[BEGIN]

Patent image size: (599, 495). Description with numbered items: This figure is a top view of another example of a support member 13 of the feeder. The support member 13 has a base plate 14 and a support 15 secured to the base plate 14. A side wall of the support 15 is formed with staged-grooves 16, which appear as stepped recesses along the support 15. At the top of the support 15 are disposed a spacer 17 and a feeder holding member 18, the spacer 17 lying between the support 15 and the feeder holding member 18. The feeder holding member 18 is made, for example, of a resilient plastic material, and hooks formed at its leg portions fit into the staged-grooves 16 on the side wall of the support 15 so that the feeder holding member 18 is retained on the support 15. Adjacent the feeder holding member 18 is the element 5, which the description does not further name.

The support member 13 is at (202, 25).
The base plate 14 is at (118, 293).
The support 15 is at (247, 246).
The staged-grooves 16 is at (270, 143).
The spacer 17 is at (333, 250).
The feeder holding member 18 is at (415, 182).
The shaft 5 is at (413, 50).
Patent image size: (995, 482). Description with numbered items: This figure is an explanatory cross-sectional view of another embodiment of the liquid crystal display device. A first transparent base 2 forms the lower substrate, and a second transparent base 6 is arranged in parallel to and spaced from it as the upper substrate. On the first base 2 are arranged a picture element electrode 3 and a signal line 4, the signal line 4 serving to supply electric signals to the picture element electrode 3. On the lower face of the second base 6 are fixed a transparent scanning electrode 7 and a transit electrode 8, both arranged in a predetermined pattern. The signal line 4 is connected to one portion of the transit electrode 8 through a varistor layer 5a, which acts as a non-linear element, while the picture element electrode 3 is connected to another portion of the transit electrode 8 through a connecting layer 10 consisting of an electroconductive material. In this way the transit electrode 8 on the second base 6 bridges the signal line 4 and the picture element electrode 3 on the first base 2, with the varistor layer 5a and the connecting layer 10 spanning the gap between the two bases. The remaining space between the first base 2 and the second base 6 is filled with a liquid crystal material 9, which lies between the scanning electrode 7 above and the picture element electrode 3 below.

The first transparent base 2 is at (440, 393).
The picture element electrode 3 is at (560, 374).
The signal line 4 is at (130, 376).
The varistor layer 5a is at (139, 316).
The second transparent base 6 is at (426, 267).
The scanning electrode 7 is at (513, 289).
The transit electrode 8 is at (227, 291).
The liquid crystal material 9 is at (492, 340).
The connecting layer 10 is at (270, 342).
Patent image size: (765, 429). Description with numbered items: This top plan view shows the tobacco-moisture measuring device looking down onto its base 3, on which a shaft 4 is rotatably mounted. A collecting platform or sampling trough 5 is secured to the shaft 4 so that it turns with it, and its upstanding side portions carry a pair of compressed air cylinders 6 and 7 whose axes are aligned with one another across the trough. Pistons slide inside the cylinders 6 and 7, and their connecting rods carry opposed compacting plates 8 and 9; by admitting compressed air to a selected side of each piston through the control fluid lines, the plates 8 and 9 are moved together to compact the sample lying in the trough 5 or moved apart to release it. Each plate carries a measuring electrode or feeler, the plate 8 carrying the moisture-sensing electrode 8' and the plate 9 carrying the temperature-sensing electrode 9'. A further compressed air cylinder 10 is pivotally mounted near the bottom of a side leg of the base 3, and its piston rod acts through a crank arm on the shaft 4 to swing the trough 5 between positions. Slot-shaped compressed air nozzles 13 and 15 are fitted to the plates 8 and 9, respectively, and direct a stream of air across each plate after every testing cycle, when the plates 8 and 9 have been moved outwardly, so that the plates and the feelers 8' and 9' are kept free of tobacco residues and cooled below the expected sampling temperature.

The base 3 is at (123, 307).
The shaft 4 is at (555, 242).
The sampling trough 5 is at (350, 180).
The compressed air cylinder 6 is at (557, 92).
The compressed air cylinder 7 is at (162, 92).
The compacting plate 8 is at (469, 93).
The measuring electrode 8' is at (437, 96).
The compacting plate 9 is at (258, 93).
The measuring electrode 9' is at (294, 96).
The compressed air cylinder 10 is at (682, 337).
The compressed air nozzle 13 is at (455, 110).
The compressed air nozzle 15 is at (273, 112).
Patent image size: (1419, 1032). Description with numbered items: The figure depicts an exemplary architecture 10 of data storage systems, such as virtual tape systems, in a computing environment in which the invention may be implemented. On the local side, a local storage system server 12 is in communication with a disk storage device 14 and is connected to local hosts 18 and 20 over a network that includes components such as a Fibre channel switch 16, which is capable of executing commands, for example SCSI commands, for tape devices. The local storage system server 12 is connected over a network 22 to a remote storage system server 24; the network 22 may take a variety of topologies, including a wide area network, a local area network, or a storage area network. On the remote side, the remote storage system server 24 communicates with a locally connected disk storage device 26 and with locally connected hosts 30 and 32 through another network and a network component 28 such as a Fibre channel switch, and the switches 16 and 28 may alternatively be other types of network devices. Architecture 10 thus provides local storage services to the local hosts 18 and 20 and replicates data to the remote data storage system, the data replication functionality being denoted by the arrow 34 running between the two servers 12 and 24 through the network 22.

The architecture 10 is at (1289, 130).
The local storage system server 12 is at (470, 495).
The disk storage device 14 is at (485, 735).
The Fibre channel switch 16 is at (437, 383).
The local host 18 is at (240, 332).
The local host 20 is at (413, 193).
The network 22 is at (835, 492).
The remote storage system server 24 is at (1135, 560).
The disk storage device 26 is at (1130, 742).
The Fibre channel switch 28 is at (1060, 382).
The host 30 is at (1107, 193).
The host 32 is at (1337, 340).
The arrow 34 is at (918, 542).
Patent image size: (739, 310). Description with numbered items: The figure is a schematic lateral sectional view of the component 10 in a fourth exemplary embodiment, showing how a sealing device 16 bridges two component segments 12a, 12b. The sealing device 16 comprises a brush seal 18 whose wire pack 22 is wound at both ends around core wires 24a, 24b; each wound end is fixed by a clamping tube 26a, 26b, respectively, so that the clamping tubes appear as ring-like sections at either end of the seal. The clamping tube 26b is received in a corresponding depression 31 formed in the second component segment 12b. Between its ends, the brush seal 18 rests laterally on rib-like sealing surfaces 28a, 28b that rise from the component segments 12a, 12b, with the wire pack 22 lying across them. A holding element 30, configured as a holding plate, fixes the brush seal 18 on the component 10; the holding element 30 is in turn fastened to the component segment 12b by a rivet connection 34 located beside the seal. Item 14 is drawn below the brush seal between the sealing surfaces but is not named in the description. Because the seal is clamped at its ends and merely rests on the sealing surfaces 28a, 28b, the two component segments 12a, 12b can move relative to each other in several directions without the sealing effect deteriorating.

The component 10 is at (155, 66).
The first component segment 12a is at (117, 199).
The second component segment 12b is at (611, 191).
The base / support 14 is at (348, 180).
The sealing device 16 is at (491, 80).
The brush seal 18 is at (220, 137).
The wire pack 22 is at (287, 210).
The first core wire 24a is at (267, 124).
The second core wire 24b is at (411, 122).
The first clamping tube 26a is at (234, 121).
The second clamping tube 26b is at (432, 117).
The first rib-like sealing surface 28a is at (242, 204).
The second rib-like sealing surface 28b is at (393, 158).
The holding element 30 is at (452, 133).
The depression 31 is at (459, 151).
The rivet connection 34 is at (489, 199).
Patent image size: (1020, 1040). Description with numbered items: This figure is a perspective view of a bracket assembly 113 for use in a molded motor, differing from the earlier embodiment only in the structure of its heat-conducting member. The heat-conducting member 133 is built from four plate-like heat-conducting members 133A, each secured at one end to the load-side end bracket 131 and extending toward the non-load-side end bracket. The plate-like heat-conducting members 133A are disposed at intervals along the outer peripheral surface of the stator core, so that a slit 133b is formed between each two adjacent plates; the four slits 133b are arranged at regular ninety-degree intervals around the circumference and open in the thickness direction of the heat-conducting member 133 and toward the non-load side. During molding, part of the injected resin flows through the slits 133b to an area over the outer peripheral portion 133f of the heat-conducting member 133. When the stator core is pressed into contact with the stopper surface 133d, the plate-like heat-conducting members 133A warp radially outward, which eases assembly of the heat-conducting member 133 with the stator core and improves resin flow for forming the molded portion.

[END]

# Task prompt
Please quote, word for word, the lines from the very first line through the line containing "The shaft 5 is at (413, 50).", including both of those.

# Answer for this exercise
Patent image size: (599, 495). Description with numbered items: This figure is a top view of another example of a support member 13 of the feeder. The support member 13 has a base plate 14 and a support 15 secured to the base plate 14. A side wall of the support 15 is formed with staged-grooves 16, which appear as stepped recesses along the support 15. At the top of the support 15 are disposed a spacer 17 and a feeder holding member 18, the spacer 17 lying between the support 15 and the feeder holding member 18. The feeder holding member 18 is made, for example, of a resilient plastic material, and hooks formed at its leg portions fit into the staged-grooves 16 on the side wall of the support 15 so that the feeder holding member 18 is retained on the support 15. Adjacent the feeder holding member 18 is the element 5, which the description does not further name.

The support member 13 is at (202, 25).
The base plate 14 is at (118, 293).
The support 15 is at (247, 246).
The staged-grooves 16 is at (270, 143).
The spacer 17 is at (333, 250).
The feeder holding member 18 is at (415, 182).
The shaft 5 is at (413, 50).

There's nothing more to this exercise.